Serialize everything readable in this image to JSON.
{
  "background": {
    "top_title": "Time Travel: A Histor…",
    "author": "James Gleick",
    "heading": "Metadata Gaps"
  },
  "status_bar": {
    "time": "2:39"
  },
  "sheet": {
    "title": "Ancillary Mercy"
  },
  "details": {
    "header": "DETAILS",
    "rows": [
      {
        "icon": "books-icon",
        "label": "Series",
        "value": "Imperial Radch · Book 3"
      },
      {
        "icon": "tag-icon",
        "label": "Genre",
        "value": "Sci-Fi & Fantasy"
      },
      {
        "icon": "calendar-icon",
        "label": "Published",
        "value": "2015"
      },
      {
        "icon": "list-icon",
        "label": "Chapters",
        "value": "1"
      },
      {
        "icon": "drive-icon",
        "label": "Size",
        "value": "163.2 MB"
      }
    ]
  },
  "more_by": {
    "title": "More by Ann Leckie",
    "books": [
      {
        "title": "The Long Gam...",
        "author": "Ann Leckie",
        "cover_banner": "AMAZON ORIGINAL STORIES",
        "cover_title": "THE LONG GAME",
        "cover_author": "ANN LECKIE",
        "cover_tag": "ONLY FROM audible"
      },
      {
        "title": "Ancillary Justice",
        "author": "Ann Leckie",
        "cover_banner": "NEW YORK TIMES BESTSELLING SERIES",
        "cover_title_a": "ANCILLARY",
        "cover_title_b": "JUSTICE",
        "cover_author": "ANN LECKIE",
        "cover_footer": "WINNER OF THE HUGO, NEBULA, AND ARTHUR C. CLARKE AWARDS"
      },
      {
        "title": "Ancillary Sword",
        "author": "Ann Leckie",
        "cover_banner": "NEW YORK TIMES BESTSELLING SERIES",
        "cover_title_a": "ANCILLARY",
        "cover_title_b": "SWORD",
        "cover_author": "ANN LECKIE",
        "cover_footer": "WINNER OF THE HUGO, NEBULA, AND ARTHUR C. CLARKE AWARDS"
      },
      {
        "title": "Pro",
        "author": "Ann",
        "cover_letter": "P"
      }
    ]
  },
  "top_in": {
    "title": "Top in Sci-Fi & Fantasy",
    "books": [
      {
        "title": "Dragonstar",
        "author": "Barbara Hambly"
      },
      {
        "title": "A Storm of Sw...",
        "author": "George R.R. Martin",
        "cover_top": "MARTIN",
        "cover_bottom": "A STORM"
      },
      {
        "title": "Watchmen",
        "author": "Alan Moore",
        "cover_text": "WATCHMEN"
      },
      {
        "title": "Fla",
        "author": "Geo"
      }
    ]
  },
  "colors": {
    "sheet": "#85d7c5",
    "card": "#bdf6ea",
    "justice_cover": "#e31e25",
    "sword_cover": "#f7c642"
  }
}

☆ ☆ ☆ ☆

WHAT YOU ARE ASKED TO DO »
Return the entries in full, keeping every line exactly as it is.

THE RESULT »
Serialize everything readable in this image to JSON.
{
  "background": {
    "top_title": "Time Travel: A Histor…",
    "author": "James Gleick",
    "heading": "Metadata Gaps"
  },
  "status_bar": {
    "time": "2:39"
  },
  "sheet": {
    "title": "Ancillary Mercy"
  },
  "details": {
    "header": "DETAILS",
    "rows": [
      {
        "icon": "books-icon",
        "label": "Series",
        "value": "Imperial Radch · Book 3"
      },
      {
        "icon": "tag-icon",
        "label": "Genre",
        "value": "Sci-Fi & Fantasy"
      },
      {
        "icon": "calendar-icon",
        "label": "Published",
        "value": "2015"
      },
      {
        "icon": "list-icon",
        "label": "Chapters",
        "value": "1"
      },
      {
        "icon": "drive-icon",
        "label": "Size",
        "value": "163.2 MB"
      }
    ]
  },
  "more_by": {
    "title": "More by Ann Leckie",
    "books": [
      {
        "title": "The Long Gam...",
        "author": "Ann Leckie",
        "cover_banner": "AMAZON ORIGINAL STORIES",
        "cover_title": "THE LONG GAME",
        "cover_author": "ANN LECKIE",
        "cover_tag": "ONLY FROM audible"
      },
      {
        "title": "Ancillary Justice",
        "author": "Ann Leckie",
        "cover_banner": "NEW YORK TIMES BESTSELLING SERIES",
        "cover_title_a": "ANCILLARY",
        "cover_title_b": "JUSTICE",
        "cover_author": "ANN LECKIE",
        "cover_footer": "WINNER OF THE HUGO, NEBULA, AND ARTHUR C. CLARKE AWARDS"
      },
      {
        "title": "Ancillary Sword",
        "author": "Ann Leckie",
        "cover_banner": "NEW YORK TIMES BESTSELLING SERIES",
        "cover_title_a": "ANCILLARY",
        "cover_title_b": "SWORD",
        "cover_author": "ANN LECKIE",
        "cover_footer": "WINNER OF THE HUGO, NEBULA, AND ARTHUR C. CLARKE AWARDS"
      },
      {
        "title": "Pro",
        "author": "Ann",
        "cover_letter": "P"
      }
    ]
  },
  "top_in": {
    "title": "Top in Sci-Fi & Fantasy",
    "books": [
      {
        "title": "Dragonstar",
        "author": "Barbara Hambly"
      },
      {
        "title": "A Storm of Sw...",
        "author": "George R.R. Martin",
        "cover_top": "MARTIN",
        "cover_bottom": "A STORM"
      },
      {
        "title": "Watchmen",
        "author": "Alan Moore",
        "cover_text": "WATCHMEN"
      },
      {
        "title": "Fla",
        "author": "Geo"
      }
    ]
  },
  "colors": {
    "sheet": "#85d7c5",
    "card": "#bdf6ea",
    "justice_cover": "#e31e25",
    "sword_cover": "#f7c642"
  }
}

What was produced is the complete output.